DIRECTIVE
Print the data exactly as it is given, please.

DATA SUPPLIED
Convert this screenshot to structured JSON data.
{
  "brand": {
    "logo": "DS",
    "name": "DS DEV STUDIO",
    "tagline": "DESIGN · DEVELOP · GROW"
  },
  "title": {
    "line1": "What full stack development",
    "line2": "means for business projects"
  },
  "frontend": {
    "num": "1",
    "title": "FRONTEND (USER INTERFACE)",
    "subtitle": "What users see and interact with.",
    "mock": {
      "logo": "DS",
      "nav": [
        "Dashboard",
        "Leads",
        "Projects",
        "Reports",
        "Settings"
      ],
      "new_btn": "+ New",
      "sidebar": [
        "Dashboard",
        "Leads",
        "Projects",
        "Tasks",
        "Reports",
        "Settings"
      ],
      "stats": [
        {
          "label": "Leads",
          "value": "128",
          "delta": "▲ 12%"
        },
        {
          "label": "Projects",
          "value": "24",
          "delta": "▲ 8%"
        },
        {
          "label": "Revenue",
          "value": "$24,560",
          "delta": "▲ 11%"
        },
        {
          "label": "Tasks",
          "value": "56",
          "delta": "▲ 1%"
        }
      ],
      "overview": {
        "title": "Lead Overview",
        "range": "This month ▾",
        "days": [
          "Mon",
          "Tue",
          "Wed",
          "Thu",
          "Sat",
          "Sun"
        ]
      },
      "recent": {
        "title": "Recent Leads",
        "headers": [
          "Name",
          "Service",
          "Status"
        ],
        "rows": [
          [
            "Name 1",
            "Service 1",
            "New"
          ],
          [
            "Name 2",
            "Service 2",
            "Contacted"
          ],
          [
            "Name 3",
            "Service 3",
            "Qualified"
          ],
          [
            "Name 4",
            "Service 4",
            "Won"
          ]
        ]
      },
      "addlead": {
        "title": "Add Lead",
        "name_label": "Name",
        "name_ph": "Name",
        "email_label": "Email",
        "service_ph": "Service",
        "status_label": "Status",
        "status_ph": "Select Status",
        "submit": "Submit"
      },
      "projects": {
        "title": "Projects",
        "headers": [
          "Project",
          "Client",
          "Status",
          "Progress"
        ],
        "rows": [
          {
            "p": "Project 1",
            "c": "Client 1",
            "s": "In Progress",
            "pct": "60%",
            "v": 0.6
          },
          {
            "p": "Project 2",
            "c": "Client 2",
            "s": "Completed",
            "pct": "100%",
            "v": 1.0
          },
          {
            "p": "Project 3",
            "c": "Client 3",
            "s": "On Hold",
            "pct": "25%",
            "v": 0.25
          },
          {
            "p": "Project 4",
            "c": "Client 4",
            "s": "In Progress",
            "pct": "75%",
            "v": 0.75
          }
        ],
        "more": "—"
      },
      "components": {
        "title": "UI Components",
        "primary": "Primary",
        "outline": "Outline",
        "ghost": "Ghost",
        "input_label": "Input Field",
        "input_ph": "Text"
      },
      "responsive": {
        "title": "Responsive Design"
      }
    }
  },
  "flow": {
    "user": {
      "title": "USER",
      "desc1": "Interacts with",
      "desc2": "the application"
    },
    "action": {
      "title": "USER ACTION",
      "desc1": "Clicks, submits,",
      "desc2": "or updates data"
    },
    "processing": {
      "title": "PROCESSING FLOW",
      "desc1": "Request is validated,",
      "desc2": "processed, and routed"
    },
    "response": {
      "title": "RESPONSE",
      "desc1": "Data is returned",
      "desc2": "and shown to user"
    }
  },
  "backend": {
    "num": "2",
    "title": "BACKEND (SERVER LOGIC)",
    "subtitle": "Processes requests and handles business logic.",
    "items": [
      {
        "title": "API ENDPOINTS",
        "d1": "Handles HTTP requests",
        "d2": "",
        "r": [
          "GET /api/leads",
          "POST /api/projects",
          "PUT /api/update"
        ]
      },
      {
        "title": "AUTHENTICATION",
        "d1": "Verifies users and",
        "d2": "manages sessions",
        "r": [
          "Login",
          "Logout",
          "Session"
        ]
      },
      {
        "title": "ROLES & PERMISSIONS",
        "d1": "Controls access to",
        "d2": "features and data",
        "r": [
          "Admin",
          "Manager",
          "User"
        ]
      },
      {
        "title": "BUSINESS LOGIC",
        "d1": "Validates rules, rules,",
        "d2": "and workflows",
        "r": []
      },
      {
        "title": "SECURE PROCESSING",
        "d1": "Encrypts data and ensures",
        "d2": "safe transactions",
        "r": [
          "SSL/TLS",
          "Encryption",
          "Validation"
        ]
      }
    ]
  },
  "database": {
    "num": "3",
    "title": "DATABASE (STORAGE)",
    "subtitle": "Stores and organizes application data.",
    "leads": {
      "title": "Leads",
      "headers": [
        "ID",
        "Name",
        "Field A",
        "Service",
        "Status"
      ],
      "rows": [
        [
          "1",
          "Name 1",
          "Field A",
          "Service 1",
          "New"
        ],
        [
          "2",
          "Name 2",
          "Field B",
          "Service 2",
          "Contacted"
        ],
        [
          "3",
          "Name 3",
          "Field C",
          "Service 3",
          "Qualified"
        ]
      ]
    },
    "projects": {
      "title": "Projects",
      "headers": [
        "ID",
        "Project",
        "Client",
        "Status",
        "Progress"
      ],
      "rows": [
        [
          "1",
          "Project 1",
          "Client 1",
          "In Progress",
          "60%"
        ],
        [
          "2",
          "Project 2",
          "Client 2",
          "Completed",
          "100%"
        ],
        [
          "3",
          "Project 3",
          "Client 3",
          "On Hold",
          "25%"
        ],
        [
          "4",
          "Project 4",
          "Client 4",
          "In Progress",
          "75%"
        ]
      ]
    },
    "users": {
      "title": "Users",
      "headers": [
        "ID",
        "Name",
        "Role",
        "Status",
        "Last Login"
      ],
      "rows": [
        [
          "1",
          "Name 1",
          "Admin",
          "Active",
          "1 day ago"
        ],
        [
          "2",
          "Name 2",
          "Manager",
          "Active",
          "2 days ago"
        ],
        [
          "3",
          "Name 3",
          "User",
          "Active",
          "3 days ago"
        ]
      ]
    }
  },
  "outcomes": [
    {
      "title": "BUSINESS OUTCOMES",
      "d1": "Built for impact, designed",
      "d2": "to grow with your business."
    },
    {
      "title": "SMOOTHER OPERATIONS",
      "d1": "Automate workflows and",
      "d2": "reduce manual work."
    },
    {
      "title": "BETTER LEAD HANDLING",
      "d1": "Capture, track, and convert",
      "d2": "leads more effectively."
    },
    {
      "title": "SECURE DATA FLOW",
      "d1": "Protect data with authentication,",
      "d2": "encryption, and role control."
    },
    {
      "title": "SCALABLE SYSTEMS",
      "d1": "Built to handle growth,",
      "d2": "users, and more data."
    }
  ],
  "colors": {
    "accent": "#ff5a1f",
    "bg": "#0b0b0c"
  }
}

RESULT OF THE EXERCISE
Convert this screenshot to structured JSON data.
{
  "brand": {
    "logo": "DS",
    "name": "DS DEV STUDIO",
    "tagline": "DESIGN · DEVELOP · GROW"
  },
  "title": {
    "line1": "What full stack development",
    "line2": "means for business projects"
  },
  "frontend": {
    "num": "1",
    "title": "FRONTEND (USER INTERFACE)",
    "subtitle": "What users see and interact with.",
    "mock": {
      "logo": "DS",
      "nav": [
        "Dashboard",
        "Leads",
        "Projects",
        "Reports",
        "Settings"
      ],
      "new_btn": "+ New",
      "sidebar": [
        "Dashboard",
        "Leads",
        "Projects",
        "Tasks",
        "Reports",
        "Settings"
      ],
      "stats": [
        {
          "label": "Leads",
          "value": "128",
          "delta": "▲ 12%"
        },
        {
          "label": "Projects",
          "value": "24",
          "delta": "▲ 8%"
        },
        {
          "label": "Revenue",
          "value": "$24,560",
          "delta": "▲ 11%"
        },
        {
          "label": "Tasks",
          "value": "56",
          "delta": "▲ 1%"
        }
      ],
      "overview": {
        "title": "Lead Overview",
        "range": "This month ▾",
        "days": [
          "Mon",
          "Tue",
          "Wed",
          "Thu",
          "Sat",
          "Sun"
        ]
      },
      "recent": {
        "title": "Recent Leads",
        "headers": [
          "Name",
          "Service",
          "Status"
        ],
        "rows": [
          [
            "Name 1",
            "Service 1",
            "New"
          ],
          [
            "Name 2",
            "Service 2",
            "Contacted"
          ],
          [
            "Name 3",
            "Service 3",
            "Qualified"
          ],
          [
            "Name 4",
            "Service 4",
            "Won"
          ]
        ]
      },
      "addlead": {
        "title": "Add Lead",
        "name_label": "Name",
        "name_ph": "Name",
        "email_label": "Email",
        "service_ph": "Service",
        "status_label": "Status",
        "status_ph": "Select Status",
        "submit": "Submit"
      },
      "projects": {
        "title": "Projects",
        "headers": [
          "Project",
          "Client",
          "Status",
          "Progress"
        ],
        "rows": [
          {
            "p": "Project 1",
            "c": "Client 1",
            "s": "In Progress",
            "pct": "60%",
            "v": 0.6
          },
          {
            "p": "Project 2",
            "c": "Client 2",
            "s": "Completed",
            "pct": "100%",
            "v": 1.0
          },
          {
            "p": "Project 3",
            "c": "Client 3",
            "s": "On Hold",
            "pct": "25%",
            "v": 0.25
          },
          {
            "p": "Project 4",
            "c": "Client 4",
            "s": "In Progress",
            "pct": "75%",
            "v": 0.75
          }
        ],
        "more": "—"
      },
      "components": {
        "title": "UI Components",
        "primary": "Primary",
        "outline": "Outline",
        "ghost": "Ghost",
        "input_label": "Input Field",
        "input_ph": "Text"
      },
      "responsive": {
        "title": "Responsive Design"
      }
    }
  },
  "flow": {
    "user": {
      "title": "USER",
      "desc1": "Interacts with",
      "desc2": "the application"
    },
    "action": {
      "title": "USER ACTION",
      "desc1": "Clicks, submits,",
      "desc2": "or updates data"
    },
    "processing": {
      "title": "PROCESSING FLOW",
      "desc1": "Request is validated,",
      "desc2": "processed, and routed"
    },
    "response": {
      "title": "RESPONSE",
      "desc1": "Data is returned",
      "desc2": "and shown to user"
    }
  },
  "backend": {
    "num": "2",
    "title": "BACKEND (SERVER LOGIC)",
    "subtitle": "Processes requests and handles business logic.",
    "items": [
      {
        "title": "API ENDPOINTS",
        "d1": "Handles HTTP requests",
        "d2": "",
        "r": [
          "GET /api/leads",
          "POST /api/projects",
          "PUT /api/update"
        ]
      },
      {
        "title": "AUTHENTICATION",
        "d1": "Verifies users and",
        "d2": "manages sessions",
        "r": [
          "Login",
          "Logout",
          "Session"
        ]
      },
      {
        "title": "ROLES & PERMISSIONS",
        "d1": "Controls access to",
        "d2": "features and data",
        "r": [
          "Admin",
          "Manager",
          "User"
        ]
      },
      {
        "title": "BUSINESS LOGIC",
        "d1": "Validates rules, rules,",
        "d2": "and workflows",
        "r": []
      },
      {
        "title": "SECURE PROCESSING",
        "d1": "Encrypts data and ensures",
        "d2": "safe transactions",
        "r": [
          "SSL/TLS",
          "Encryption",
          "Validation"
        ]
      }
    ]
  },
  "database": {
    "num": "3",
    "title": "DATABASE (STORAGE)",
    "subtitle": "Stores and organizes application data.",
    "leads": {
      "title": "Leads",
      "headers": [
        "ID",
        "Name",
        "Field A",
        "Service",
        "Status"
      ],
      "rows": [
        [
          "1",
          "Name 1",
          "Field A",
          "Service 1",
          "New"
        ],
        [
          "2",
          "Name 2",
          "Field B",
          "Service 2",
          "Contacted"
        ],
        [
          "3",
          "Name 3",
          "Field C",
          "Service 3",
          "Qualified"
        ]
      ]
    },
    "projects": {
      "title": "Projects",
      "headers": [
        "ID",
        "Project",
        "Client",
        "Status",
        "Progress"
      ],
      "rows": [
        [
          "1",
          "Project 1",
          "Client 1",
          "In Progress",
          "60%"
        ],
        [
          "2",
          "Project 2",
          "Client 2",
          "Completed",
          "100%"
        ],
        [
          "3",
          "Project 3",
          "Client 3",
          "On Hold",
          "25%"
        ],
        [
          "4",
          "Project 4",
          "Client 4",
          "In Progress",
          "75%"
        ]
      ]
    },
    "users": {
      "title": "Users",
      "headers": [
        "ID",
        "Name",
        "Role",
        "Status",
        "Last Login"
      ],
      "rows": [
        [
          "1",
          "Name 1",
          "Admin",
          "Active",
          "1 day ago"
        ],
        [
          "2",
          "Name 2",
          "Manager",
          "Active",
          "2 days ago"
        ],
        [
          "3",
          "Name 3",
          "User",
          "Active",
          "3 days ago"
        ]
      ]
    }
  },
  "outcomes": [
    {
      "title": "BUSINESS OUTCOMES",
      "d1": "Built for impact, designed",
      "d2": "to grow with your business."
    },
    {
      "title": "SMOOTHER OPERATIONS",
      "d1": "Automate workflows and",
      "d2": "reduce manual work."
    },
    {
      "title": "BETTER LEAD HANDLING",
      "d1": "Capture, track, and convert",
      "d2": "leads more effectively."
    },
    {
      "title": "SECURE DATA FLOW",
      "d1": "Protect data with authentication,",
      "d2": "encryption, and role control."
    },
    {
      "title": "SCALABLE SYSTEMS",
      "d1": "Built to handle growth,",
      "d2": "users, and more data."
    }
  ],
  "colors": {
    "accent": "#ff5a1f",
    "bg": "#0b0b0c"
  }
}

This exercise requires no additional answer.